Task material:
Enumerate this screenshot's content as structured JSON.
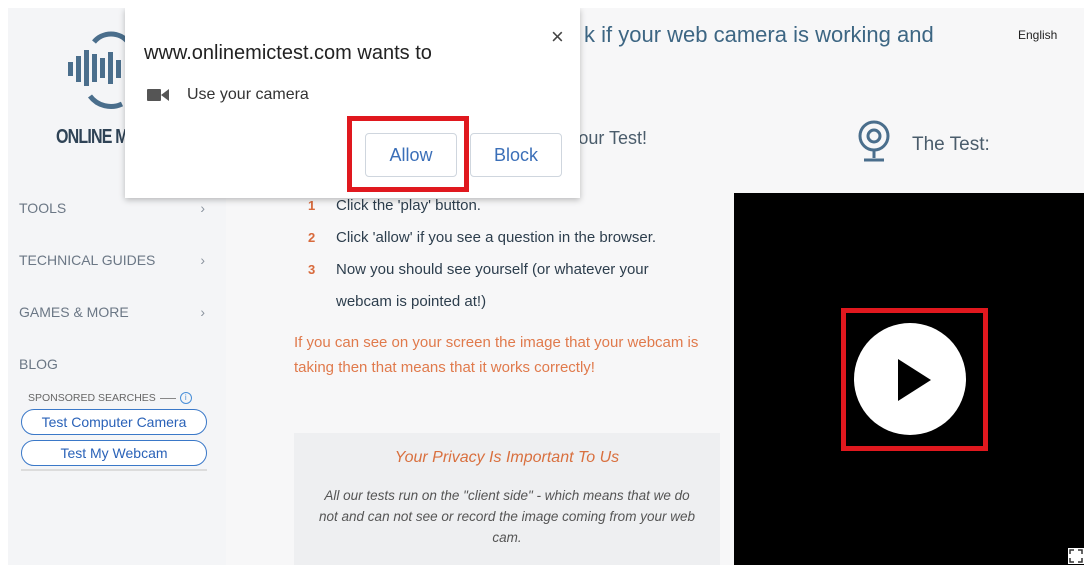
{
  "header": {
    "title_fragment": "k if your web camera is working and",
    "language": "English"
  },
  "sidebar": {
    "logo_text": "ONLINE M",
    "items": [
      {
        "label": "TOOLS"
      },
      {
        "label": "TECHNICAL GUIDES"
      },
      {
        "label": "GAMES & MORE"
      },
      {
        "label": "BLOG"
      }
    ],
    "sponsored_label": "SPONSORED SEARCHES",
    "sponsored_links": [
      "Test Computer Camera",
      "Test My Webcam"
    ]
  },
  "main": {
    "section_heading": "Your Test!",
    "test_heading": "The Test:",
    "steps": [
      {
        "num": "1",
        "text": "Click the 'play' button."
      },
      {
        "num": "2",
        "text": "Click 'allow' if you see a question in the browser."
      },
      {
        "num": "3",
        "text": "Now you should see yourself (or whatever your"
      },
      {
        "num": "",
        "text": "webcam is pointed at!)"
      }
    ],
    "info_text": "If you can see on your screen the image that your webcam is taking then that means that it works correctly!",
    "privacy": {
      "title": "Your Privacy Is Important To Us",
      "body": "All our tests run on the \"client side\" - which means that we do not and can not see or record the image coming from your web cam."
    }
  },
  "dialog": {
    "title": "www.onlinemictest.com wants to",
    "permission": "Use your camera",
    "allow_label": "Allow",
    "block_label": "Block",
    "close_symbol": "×"
  },
  "colors": {
    "highlight": "#e0181e",
    "accent_orange": "#e07a4c",
    "link_blue": "#3b6fb8"
  },
  "icons": [
    "microphone-logo-icon",
    "webcam-icon",
    "video-camera-icon",
    "play-icon",
    "close-icon",
    "chevron-right-icon",
    "info-icon",
    "fullscreen-icon"
  ]
}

Written request:
Leaving all pictures aside, quote each record exactly.

Expected answer:
Enumerate this screenshot's content as structured JSON.
{
  "header": {
    "title_fragment": "k if your web camera is working and",
    "language": "English"
  },
  "sidebar": {
    "logo_text": "ONLINE M",
    "items": [
      {
        "label": "TOOLS"
      },
      {
        "label": "TECHNICAL GUIDES"
      },
      {
        "label": "GAMES & MORE"
      },
      {
        "label": "BLOG"
      }
    ],
    "sponsored_label": "SPONSORED SEARCHES",
    "sponsored_links": [
      "Test Computer Camera",
      "Test My Webcam"
    ]
  },
  "main": {
    "section_heading": "Your Test!",
    "test_heading": "The Test:",
    "steps": [
      {
        "num": "1",
        "text": "Click the 'play' button."
      },
      {
        "num": "2",
        "text": "Click 'allow' if you see a question in the browser."
      },
      {
        "num": "3",
        "text": "Now you should see yourself (or whatever your"
      },
      {
        "num": "",
        "text": "webcam is pointed at!)"
      }
    ],
    "info_text": "If you can see on your screen the image that your webcam is taking then that means that it works correctly!",
    "privacy": {
      "title": "Your Privacy Is Important To Us",
      "body": "All our tests run on the \"client side\" - which means that we do not and can not see or record the image coming from your web cam."
    }
  },
  "dialog": {
    "title": "www.onlinemictest.com wants to",
    "permission": "Use your camera",
    "allow_label": "Allow",
    "block_label": "Block",
    "close_symbol": "×"
  },
  "colors": {
    "highlight": "#e0181e",
    "accent_orange": "#e07a4c",
    "link_blue": "#3b6fb8"
  },
  "icons": [
    "microphone-logo-icon",
    "webcam-icon",
    "video-camera-icon",
    "play-icon",
    "close-icon",
    "chevron-right-icon",
    "info-icon",
    "fullscreen-icon"
  ]
}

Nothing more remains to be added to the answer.